**GIVEN RECORDS:**
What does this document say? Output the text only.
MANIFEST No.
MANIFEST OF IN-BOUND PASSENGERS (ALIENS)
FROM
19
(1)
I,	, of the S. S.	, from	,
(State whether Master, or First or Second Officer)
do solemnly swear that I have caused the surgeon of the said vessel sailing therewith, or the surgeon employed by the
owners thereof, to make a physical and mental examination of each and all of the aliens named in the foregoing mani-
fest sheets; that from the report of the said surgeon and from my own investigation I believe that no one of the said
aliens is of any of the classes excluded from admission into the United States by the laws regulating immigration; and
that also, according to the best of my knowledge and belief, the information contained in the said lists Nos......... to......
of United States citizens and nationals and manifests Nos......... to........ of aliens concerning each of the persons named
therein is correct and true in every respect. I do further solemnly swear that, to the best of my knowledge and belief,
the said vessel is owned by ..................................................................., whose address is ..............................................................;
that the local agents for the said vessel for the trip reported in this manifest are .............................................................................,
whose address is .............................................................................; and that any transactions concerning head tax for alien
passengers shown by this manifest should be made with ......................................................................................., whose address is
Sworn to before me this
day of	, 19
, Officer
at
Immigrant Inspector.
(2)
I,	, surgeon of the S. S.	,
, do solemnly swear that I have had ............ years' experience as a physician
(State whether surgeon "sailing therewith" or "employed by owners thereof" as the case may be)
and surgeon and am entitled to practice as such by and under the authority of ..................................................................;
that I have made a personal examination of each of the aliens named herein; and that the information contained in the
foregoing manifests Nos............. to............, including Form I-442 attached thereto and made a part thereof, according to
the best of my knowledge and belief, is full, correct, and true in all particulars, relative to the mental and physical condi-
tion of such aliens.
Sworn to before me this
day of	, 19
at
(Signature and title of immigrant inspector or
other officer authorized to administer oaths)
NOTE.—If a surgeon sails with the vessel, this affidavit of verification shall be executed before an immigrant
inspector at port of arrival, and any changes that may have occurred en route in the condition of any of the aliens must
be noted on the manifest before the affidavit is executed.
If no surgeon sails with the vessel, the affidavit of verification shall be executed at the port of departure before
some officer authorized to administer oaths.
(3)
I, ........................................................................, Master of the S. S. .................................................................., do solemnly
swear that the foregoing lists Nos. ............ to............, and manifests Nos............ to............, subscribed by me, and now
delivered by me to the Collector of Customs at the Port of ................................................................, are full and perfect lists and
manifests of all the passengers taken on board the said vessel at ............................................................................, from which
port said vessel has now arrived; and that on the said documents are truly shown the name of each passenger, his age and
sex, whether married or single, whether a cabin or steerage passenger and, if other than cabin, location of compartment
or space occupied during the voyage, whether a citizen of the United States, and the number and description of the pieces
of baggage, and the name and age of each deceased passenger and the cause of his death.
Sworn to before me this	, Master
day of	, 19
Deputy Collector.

**WHAT YOU NEED TO DO:**
From the listing above, extract all records word for word.

**SOLUTION BELOW:**
What does this document say? Output the text only.
MANIFEST No.
MANIFEST OF IN-BOUND PASSENGERS (ALIENS)
FROM
19
(1)
I,	, of the S. S.	, from	,
(State whether Master, or First or Second Officer)
do solemnly swear that I have caused the surgeon of the said vessel sailing therewith, or the surgeon employed by the
owners thereof, to make a physical and mental examination of each and all of the aliens named in the foregoing mani-
fest sheets; that from the report of the said surgeon and from my own investigation I believe that no one of the said
aliens is of any of the classes excluded from admission into the United States by the laws regulating immigration; and
that also, according to the best of my knowledge and belief, the information contained in the said lists Nos......... to......
of United States citizens and nationals and manifests Nos......... to........ of aliens concerning each of the persons named
therein is correct and true in every respect. I do further solemnly swear that, to the best of my knowledge and belief,
the said vessel is owned by ..................................................................., whose address is ..............................................................;
that the local agents for the said vessel for the trip reported in this manifest are .............................................................................,
whose address is .............................................................................; and that any transactions concerning head tax for alien
passengers shown by this manifest should be made with ......................................................................................., whose address is
Sworn to before me this
day of	, 19
, Officer
at
Immigrant Inspector.
(2)
I,	, surgeon of the S. S.	,
, do solemnly swear that I have had ............ years' experience as a physician
(State whether surgeon "sailing therewith" or "employed by owners thereof" as the case may be)
and surgeon and am entitled to practice as such by and under the authority of ..................................................................;
that I have made a personal examination of each of the aliens named herein; and that the information contained in the
foregoing manifests Nos............. to............, including Form I-442 attached thereto and made a part thereof, according to
the best of my knowledge and belief, is full, correct, and true in all particulars, relative to the mental and physical condi-
tion of such aliens.
Sworn to before me this
day of	, 19
at
(Signature and title of immigrant inspector or
other officer authorized to administer oaths)
NOTE.—If a surgeon sails with the vessel, this affidavit of verification shall be executed before an immigrant
inspector at port of arrival, and any changes that may have occurred en route in the condition of any of the aliens must
be noted on the manifest before the affidavit is executed.
If no surgeon sails with the vessel, the affidavit of verification shall be executed at the port of departure before
some officer authorized to administer oaths.
(3)
I, ........................................................................, Master of the S. S. .................................................................., do solemnly
swear that the foregoing lists Nos. ............ to............, and manifests Nos............ to............, subscribed by me, and now
delivered by me to the Collector of Customs at the Port of ................................................................, are full and perfect lists and
manifests of all the passengers taken on board the said vessel at ............................................................................, from which
port said vessel has now arrived; and that on the said documents are truly shown the name of each passenger, his age and
sex, whether married or single, whether a cabin or steerage passenger and, if other than cabin, location of compartment
or space occupied during the voyage, whether a citizen of the United States, and the number and description of the pieces
of baggage, and the name and age of each deceased passenger and the cause of his death.
Sworn to before me this	, Master
day of	, 19
Deputy Collector.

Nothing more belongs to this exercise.